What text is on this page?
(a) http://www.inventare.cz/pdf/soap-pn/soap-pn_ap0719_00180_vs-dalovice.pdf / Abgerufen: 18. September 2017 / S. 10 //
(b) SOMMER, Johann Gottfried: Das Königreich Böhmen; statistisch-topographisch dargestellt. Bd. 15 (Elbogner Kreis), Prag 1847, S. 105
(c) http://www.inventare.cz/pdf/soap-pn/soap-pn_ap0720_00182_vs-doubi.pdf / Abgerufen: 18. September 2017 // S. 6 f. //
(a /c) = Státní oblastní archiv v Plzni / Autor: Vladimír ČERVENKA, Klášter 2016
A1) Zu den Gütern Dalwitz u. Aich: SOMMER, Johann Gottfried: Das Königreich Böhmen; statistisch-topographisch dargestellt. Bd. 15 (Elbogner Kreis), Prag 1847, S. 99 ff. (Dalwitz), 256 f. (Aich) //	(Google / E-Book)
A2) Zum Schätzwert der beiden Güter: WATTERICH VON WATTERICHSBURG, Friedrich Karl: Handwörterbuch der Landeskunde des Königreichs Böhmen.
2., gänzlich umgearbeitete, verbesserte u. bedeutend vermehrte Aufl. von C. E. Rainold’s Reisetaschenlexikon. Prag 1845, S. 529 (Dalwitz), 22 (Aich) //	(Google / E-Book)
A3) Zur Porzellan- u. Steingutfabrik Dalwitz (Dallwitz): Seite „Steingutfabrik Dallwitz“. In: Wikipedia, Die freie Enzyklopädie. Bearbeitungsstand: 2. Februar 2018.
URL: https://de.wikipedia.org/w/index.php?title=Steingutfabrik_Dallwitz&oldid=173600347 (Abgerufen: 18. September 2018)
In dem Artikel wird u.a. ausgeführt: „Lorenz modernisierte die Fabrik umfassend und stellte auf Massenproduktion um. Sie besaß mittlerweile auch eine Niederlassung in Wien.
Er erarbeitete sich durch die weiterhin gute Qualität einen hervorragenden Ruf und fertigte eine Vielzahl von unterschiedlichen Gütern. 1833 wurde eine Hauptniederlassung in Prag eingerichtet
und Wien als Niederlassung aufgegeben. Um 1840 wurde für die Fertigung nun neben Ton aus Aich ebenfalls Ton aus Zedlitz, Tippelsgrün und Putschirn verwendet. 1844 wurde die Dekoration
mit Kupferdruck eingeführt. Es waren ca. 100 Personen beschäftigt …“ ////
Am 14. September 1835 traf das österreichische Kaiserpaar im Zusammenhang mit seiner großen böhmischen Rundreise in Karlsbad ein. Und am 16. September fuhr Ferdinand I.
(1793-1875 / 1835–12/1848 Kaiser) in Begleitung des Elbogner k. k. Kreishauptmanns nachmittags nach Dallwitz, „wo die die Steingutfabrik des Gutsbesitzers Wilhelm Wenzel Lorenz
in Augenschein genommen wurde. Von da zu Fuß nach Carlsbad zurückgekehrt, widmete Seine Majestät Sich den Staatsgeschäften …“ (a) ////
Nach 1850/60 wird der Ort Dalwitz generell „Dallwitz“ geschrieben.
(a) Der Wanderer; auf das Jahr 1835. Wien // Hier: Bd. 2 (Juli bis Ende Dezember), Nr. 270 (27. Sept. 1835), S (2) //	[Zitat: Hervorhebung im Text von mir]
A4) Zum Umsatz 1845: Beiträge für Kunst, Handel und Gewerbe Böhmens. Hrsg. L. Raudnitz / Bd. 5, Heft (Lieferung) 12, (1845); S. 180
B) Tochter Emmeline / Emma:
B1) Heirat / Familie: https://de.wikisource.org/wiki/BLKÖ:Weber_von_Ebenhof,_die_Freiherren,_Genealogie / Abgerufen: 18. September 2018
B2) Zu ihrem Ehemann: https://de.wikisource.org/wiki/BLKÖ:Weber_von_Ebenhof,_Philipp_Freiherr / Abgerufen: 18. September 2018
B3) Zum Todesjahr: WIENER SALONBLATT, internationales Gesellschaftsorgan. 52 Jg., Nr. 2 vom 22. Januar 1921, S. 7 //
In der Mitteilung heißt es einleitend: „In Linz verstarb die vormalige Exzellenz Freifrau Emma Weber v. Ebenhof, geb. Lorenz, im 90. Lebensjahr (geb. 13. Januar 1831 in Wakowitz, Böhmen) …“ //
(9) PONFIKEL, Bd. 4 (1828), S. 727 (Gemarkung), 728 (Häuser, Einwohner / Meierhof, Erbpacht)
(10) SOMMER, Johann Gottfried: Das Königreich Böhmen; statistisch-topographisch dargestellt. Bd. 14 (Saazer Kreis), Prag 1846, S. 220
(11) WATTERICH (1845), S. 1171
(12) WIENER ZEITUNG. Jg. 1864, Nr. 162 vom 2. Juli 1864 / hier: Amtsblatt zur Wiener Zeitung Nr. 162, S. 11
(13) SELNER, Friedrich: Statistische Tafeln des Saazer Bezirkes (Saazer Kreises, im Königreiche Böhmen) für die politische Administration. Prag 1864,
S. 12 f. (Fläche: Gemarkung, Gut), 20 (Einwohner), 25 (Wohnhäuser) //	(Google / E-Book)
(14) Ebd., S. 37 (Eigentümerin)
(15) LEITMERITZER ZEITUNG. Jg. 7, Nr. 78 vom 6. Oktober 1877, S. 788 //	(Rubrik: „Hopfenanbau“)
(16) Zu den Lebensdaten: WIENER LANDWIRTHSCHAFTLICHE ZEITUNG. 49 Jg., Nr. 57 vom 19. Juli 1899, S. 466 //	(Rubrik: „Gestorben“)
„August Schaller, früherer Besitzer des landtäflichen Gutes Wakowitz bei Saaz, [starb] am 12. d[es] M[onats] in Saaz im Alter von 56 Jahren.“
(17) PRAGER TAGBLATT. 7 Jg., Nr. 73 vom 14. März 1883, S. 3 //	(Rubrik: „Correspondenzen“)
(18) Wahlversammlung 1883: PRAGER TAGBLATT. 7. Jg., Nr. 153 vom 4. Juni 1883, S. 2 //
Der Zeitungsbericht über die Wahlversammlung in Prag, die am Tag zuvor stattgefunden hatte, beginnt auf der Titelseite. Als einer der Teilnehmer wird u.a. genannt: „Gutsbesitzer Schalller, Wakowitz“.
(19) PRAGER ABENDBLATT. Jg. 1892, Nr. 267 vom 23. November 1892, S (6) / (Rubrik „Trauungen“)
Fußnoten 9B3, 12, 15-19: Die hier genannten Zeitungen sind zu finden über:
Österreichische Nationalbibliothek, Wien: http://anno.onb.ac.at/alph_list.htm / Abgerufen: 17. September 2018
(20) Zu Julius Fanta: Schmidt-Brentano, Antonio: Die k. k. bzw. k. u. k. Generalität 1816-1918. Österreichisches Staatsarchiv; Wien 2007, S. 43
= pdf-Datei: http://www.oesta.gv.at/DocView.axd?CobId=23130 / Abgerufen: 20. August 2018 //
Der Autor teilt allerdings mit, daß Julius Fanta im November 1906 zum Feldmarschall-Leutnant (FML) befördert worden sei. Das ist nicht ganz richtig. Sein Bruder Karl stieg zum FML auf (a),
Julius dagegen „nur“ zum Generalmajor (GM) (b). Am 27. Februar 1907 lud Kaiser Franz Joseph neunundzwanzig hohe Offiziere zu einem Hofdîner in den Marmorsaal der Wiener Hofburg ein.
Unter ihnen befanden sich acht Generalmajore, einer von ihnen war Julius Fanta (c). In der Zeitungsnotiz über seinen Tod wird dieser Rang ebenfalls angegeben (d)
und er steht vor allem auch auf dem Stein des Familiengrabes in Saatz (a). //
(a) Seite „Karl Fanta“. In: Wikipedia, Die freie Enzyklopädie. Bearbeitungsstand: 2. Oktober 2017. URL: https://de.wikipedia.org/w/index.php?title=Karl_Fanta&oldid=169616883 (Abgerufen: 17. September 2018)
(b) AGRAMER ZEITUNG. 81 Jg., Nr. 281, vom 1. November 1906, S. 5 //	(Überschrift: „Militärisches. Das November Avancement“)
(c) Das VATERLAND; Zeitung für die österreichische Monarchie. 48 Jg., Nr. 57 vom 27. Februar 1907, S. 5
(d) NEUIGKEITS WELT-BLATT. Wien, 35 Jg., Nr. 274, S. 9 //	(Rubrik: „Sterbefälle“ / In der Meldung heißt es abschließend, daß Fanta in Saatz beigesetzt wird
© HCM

******************************

=== PROMPT ===
Which lines in the records above contain the word "BLKÖ"? Return each of them.

=== OUTPUT OF THE EXERCISE ===
B1) Heirat / Familie: https://de.wikisource.org/wiki/BLKÖ:Weber_von_Ebenhof,_die_Freiherren,_Genealogie / Abgerufen: 18. September 2018
B2) Zu ihrem Ehemann: https://de.wikisource.org/wiki/BLKÖ:Weber_von_Ebenhof,_Philipp_Freiherr / Abgerufen: 18. September 2018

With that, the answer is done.